TASK INSTRUCTIONS:
Search the listing below for "site". Copy each matching line.

-=-=-

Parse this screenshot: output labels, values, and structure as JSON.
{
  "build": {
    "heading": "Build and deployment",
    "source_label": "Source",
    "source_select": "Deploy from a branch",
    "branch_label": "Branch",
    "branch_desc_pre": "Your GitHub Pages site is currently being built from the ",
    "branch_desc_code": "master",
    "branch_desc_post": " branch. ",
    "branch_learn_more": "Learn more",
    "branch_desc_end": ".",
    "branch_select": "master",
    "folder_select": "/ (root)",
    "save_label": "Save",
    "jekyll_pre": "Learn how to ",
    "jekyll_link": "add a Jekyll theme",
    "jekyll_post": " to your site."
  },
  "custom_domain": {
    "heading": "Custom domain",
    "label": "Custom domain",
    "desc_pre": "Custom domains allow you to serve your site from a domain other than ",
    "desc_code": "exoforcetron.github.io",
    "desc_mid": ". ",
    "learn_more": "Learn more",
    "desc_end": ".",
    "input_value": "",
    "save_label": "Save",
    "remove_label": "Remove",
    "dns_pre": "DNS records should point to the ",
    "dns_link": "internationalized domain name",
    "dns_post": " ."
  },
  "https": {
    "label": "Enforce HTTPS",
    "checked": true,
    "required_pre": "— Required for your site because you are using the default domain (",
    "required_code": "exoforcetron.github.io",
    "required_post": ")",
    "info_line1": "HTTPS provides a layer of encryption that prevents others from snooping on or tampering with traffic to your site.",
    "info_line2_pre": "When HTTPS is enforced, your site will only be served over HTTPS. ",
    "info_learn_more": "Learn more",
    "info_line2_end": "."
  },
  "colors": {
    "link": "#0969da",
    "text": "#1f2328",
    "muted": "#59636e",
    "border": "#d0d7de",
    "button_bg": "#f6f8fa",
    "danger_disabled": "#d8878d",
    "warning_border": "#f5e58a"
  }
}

-=-=-

RESPONSE TO THE EXERCISE:
    "branch_desc_pre": "Your GitHub Pages site is currently being built from the ",
    "jekyll_post": " to your site."
    "desc_pre": "Custom domains allow you to serve your site from a domain other than ",
    "required_pre": "— Required for your site because you are using the default domain (",
    "info_line1": "HTTPS provides a layer of encryption that prevents others from snooping on or tampering with traffic to your site.",
    "info_line2_pre": "When HTTPS is enforced, your site will only be served over HTTPS. ",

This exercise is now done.